Take from the listing each line that has the string "trade".

ENTRIES PROVIDED:
● ● ● ● ●
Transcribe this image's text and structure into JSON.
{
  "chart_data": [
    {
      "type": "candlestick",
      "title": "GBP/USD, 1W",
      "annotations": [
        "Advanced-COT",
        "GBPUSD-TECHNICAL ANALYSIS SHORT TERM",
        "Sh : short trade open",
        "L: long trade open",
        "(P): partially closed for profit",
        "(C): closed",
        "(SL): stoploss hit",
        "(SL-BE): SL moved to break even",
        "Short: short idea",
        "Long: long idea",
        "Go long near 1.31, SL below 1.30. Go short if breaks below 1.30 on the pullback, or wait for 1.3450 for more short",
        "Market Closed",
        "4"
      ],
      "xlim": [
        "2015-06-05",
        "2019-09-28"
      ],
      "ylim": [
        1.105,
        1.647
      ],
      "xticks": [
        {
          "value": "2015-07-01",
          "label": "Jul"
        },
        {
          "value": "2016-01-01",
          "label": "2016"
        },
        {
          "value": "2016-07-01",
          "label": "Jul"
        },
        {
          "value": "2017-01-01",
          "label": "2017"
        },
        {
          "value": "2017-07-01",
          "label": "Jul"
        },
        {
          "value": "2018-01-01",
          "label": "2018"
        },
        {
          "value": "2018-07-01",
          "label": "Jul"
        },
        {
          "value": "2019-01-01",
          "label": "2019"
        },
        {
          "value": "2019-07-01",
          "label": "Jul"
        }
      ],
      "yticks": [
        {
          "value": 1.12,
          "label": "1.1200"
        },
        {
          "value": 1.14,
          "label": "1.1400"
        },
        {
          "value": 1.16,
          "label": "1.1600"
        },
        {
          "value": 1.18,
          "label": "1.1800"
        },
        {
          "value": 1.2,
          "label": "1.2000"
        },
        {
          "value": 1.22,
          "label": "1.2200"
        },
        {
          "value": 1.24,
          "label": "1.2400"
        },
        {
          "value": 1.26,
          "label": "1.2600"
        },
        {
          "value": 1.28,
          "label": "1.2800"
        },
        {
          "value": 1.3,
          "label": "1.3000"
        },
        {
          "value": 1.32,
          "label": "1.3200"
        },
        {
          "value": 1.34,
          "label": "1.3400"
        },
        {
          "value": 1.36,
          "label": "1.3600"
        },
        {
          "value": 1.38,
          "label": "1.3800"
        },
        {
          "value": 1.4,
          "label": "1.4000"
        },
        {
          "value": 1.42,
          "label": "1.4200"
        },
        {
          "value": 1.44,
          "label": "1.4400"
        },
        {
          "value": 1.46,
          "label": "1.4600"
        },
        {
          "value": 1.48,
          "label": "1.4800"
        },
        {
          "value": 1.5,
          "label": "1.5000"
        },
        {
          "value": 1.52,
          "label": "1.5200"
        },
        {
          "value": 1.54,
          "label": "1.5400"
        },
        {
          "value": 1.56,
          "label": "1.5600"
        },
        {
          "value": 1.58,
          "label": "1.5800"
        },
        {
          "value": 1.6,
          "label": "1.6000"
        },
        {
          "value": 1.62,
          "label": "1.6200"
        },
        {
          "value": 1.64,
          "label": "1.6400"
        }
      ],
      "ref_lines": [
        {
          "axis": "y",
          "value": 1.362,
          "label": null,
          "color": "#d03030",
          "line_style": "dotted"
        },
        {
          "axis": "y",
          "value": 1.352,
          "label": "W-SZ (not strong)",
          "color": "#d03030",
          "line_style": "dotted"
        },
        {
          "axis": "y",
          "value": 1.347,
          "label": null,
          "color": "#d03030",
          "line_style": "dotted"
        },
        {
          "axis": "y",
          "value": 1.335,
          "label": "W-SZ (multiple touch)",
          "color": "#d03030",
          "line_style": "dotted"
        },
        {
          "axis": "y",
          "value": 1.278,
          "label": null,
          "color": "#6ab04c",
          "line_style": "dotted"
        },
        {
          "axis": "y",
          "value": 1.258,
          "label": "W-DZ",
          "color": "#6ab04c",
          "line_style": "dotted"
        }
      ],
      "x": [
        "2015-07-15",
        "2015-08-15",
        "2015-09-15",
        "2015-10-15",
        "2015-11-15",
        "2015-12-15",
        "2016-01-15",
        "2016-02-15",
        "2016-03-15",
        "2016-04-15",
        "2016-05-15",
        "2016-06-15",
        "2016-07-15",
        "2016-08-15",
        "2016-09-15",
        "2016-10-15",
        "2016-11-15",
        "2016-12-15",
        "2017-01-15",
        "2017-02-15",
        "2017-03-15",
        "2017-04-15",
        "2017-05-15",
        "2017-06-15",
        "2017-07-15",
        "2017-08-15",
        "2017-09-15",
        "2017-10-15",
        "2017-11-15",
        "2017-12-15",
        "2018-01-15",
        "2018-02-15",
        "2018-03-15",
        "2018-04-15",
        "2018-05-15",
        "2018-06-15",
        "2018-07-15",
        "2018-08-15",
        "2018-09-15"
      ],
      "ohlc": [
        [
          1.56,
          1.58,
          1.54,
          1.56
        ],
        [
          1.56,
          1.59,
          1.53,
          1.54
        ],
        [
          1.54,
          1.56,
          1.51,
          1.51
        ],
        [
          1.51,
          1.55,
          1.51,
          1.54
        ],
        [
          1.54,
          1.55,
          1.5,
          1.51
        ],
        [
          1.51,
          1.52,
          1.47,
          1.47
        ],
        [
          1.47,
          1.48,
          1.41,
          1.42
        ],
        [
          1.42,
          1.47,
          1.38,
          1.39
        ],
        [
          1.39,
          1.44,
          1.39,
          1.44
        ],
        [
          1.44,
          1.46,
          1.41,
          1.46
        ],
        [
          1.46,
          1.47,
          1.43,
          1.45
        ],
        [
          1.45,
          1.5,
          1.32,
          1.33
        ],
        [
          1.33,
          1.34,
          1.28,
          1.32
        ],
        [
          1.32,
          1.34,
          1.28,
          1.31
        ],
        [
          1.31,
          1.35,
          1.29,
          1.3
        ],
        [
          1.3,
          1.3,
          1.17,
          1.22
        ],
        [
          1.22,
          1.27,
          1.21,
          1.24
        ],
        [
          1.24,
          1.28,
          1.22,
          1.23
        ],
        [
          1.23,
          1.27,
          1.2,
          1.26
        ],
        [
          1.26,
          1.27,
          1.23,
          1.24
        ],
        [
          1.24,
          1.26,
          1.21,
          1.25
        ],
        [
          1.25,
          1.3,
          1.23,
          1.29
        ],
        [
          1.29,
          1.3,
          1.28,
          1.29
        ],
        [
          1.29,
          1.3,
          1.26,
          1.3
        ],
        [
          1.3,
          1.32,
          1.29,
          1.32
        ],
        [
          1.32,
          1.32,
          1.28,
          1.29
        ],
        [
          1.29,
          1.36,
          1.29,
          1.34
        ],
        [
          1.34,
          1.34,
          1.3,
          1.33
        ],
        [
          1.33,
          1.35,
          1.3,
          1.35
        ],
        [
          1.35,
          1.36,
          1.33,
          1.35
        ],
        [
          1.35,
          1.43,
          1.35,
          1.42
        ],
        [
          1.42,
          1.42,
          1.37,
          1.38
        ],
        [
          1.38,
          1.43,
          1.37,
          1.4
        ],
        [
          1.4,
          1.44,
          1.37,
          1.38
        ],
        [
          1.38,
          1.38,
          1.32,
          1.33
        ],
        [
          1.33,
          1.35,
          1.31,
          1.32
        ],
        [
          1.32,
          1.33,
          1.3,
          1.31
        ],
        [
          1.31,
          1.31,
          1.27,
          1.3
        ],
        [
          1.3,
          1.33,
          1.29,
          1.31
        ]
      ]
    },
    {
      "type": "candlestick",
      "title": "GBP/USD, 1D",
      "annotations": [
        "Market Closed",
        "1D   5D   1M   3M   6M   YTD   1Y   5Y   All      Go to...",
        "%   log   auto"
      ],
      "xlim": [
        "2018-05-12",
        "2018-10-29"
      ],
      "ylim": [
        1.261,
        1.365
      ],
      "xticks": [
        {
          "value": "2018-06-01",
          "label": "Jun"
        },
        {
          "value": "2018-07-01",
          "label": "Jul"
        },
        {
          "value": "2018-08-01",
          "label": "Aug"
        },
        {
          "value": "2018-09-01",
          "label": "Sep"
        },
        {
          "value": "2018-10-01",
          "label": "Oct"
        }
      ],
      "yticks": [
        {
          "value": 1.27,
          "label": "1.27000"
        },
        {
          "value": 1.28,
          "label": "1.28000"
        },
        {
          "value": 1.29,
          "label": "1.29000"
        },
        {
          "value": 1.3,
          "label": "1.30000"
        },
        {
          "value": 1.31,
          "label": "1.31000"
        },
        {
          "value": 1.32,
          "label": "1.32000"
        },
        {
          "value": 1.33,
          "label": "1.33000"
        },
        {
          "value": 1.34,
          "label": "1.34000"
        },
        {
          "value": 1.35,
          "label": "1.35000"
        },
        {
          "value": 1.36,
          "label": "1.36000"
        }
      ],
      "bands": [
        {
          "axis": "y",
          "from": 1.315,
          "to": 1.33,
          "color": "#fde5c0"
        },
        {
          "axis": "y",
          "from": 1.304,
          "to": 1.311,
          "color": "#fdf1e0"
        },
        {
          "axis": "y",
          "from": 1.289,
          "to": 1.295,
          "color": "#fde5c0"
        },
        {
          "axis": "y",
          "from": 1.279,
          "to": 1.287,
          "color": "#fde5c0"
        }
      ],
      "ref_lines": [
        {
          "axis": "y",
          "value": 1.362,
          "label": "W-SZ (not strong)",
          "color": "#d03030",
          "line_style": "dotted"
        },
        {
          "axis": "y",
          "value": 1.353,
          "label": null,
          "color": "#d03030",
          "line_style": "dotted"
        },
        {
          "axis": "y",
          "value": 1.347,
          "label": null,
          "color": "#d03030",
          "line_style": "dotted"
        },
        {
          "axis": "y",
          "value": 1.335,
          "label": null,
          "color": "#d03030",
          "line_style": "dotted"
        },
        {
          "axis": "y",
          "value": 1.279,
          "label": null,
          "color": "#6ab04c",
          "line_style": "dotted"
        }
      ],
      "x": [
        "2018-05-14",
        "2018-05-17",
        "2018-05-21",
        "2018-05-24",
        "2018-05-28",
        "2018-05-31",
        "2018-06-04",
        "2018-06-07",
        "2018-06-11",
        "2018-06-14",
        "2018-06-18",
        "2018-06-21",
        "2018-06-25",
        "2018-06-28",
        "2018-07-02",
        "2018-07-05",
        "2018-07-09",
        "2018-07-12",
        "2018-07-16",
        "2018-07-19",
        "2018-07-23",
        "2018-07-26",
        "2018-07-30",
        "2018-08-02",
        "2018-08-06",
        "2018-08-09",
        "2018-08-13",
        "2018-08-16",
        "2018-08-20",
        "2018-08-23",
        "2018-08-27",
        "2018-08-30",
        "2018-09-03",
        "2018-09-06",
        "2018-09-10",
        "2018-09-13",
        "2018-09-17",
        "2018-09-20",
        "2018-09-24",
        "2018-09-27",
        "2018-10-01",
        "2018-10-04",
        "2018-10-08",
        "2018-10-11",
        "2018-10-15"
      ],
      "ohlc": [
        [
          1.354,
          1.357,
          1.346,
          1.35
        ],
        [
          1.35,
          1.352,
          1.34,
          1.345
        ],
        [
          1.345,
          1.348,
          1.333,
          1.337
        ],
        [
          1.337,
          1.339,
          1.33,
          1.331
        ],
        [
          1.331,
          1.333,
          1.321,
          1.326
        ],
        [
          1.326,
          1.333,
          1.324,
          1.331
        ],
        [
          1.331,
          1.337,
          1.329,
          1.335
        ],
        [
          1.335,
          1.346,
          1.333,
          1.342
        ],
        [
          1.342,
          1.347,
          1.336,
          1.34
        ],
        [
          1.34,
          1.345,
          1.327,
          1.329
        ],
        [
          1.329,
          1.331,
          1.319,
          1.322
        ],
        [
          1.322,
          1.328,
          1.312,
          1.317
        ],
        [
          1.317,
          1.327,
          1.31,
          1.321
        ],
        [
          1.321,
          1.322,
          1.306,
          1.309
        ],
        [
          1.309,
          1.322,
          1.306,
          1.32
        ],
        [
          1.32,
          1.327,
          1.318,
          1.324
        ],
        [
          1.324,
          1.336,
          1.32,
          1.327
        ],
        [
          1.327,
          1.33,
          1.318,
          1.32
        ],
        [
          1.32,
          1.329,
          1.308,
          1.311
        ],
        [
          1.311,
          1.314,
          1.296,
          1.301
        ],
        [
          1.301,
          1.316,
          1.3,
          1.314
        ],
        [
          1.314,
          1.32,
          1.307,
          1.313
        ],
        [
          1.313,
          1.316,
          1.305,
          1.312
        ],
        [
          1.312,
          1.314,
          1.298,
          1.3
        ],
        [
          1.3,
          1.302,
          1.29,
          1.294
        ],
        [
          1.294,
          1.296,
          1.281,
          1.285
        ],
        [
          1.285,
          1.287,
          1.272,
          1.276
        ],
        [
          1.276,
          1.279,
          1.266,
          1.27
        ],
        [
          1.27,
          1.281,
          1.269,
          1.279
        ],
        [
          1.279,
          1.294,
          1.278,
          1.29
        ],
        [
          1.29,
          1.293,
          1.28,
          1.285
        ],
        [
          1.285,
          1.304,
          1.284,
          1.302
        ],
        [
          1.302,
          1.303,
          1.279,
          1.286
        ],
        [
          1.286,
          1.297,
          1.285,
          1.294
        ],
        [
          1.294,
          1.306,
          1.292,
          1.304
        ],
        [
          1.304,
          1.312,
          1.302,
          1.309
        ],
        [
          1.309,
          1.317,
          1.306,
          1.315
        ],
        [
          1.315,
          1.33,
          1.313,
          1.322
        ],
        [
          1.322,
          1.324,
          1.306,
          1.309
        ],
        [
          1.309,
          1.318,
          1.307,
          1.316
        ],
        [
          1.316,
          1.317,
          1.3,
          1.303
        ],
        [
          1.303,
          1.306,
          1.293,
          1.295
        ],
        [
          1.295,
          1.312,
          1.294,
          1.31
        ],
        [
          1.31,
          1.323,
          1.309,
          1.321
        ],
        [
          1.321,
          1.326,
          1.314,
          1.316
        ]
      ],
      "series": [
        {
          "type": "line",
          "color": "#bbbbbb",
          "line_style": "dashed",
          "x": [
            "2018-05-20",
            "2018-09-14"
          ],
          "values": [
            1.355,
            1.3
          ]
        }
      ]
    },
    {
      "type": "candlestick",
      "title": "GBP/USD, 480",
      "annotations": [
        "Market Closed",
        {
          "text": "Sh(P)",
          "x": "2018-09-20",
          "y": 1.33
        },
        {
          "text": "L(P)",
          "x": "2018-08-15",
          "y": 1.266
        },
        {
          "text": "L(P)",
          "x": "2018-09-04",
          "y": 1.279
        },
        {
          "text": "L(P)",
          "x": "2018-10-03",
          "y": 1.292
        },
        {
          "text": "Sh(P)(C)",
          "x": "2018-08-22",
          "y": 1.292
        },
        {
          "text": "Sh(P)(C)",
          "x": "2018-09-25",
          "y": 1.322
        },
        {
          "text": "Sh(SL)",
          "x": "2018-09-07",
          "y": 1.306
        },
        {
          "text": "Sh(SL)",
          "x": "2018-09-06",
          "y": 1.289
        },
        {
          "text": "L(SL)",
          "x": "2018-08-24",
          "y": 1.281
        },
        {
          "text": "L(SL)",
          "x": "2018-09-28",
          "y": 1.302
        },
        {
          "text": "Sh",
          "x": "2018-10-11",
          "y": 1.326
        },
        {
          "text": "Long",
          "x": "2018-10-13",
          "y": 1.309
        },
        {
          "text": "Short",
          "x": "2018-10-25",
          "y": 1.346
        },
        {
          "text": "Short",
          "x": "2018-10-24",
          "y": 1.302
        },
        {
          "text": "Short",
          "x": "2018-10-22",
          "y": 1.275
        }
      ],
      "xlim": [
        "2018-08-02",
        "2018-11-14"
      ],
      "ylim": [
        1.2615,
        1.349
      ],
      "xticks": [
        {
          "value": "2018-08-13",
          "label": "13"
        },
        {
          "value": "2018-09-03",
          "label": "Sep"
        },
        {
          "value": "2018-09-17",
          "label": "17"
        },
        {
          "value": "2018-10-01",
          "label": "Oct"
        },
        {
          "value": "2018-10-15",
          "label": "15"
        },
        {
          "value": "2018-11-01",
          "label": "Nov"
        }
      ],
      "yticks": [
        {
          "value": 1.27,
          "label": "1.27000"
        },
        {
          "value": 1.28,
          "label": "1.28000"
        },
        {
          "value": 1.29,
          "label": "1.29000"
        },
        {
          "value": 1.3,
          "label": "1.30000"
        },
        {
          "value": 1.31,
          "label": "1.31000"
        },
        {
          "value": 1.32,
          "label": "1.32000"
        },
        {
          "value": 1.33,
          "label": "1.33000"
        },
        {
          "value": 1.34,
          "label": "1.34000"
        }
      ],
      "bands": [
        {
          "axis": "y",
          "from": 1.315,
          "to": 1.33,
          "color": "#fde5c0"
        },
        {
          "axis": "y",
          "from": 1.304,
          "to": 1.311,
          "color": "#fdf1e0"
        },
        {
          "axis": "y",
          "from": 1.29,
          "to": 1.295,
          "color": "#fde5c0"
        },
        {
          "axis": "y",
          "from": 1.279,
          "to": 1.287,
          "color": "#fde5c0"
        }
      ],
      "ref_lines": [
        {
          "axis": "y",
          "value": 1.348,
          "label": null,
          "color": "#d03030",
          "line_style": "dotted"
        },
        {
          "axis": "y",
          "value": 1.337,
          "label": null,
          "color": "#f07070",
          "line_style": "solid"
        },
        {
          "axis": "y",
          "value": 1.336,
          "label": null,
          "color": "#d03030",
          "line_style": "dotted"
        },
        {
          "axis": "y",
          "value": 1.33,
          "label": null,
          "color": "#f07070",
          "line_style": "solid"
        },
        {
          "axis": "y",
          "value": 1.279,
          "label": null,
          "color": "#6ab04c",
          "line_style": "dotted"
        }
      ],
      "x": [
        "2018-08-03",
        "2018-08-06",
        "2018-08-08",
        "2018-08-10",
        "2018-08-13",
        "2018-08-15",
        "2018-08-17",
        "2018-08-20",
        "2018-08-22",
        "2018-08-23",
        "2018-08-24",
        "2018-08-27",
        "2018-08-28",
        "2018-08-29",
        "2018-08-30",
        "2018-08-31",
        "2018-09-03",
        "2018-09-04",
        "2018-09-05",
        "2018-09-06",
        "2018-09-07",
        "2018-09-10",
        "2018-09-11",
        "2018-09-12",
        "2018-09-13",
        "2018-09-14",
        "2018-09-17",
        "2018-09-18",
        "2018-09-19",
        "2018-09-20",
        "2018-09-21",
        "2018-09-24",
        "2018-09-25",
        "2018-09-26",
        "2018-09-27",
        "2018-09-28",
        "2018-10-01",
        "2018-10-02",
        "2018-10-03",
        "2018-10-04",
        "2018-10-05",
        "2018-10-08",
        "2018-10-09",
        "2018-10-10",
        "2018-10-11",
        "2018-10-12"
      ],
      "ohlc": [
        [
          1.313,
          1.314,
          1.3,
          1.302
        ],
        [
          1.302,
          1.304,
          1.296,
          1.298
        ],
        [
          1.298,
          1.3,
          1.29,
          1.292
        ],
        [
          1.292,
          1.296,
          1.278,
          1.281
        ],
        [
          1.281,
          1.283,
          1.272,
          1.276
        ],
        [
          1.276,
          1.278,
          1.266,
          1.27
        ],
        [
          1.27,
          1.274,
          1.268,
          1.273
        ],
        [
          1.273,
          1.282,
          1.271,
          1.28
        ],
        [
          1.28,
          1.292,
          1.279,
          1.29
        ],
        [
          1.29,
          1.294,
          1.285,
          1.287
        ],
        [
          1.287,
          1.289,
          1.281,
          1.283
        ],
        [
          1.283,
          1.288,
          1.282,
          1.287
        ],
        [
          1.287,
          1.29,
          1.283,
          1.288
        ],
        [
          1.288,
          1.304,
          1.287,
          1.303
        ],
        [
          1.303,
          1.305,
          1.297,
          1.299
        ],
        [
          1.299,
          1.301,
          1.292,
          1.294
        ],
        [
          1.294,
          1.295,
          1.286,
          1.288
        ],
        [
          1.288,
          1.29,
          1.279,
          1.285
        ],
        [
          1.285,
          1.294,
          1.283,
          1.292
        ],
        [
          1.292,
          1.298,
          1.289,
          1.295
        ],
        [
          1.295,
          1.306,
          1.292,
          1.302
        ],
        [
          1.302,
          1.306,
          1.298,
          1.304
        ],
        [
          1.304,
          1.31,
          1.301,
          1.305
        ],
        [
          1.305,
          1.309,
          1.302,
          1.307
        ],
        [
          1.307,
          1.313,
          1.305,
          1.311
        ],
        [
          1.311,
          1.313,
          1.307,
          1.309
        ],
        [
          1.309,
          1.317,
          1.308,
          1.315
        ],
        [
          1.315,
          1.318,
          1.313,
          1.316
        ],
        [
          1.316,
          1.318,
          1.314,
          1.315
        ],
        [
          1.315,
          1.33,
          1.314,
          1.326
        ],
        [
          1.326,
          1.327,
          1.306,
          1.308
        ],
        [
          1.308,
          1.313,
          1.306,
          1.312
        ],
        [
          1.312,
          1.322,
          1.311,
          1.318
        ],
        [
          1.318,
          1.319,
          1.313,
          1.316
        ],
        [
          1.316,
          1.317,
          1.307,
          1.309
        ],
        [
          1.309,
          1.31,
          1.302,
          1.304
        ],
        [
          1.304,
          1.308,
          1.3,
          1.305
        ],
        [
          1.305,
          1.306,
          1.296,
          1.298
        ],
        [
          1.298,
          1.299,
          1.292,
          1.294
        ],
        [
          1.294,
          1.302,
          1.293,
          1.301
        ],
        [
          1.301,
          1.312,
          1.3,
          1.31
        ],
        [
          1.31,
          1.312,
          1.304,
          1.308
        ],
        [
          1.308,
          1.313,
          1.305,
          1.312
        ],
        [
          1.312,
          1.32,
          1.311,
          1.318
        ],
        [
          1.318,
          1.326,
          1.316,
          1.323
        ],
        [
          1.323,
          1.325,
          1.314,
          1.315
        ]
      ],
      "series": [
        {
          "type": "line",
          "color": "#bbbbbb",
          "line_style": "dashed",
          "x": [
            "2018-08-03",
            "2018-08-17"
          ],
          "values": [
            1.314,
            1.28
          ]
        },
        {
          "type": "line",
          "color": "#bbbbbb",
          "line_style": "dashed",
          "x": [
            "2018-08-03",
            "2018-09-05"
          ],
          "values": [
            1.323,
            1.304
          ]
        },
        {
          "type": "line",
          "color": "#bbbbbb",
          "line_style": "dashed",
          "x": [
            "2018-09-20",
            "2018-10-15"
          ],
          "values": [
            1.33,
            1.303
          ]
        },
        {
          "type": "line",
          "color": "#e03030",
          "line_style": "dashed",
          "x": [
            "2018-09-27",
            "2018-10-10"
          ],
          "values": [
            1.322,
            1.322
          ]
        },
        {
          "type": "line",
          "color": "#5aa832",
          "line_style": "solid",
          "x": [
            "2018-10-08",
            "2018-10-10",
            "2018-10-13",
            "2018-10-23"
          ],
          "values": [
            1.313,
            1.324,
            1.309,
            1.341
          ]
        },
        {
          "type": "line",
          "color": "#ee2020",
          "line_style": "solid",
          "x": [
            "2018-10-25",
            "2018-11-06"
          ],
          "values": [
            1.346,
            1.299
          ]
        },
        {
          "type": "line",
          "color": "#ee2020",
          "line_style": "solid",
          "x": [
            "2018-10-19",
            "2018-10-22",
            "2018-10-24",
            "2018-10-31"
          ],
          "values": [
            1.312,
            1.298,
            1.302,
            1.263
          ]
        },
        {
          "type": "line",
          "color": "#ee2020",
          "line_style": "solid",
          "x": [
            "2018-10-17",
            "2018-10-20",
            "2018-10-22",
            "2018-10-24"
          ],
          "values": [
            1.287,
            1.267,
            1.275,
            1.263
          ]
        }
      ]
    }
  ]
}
● ● ● ● ●
SOLUTION:
        "Sh : short trade open",
        "L: long trade open",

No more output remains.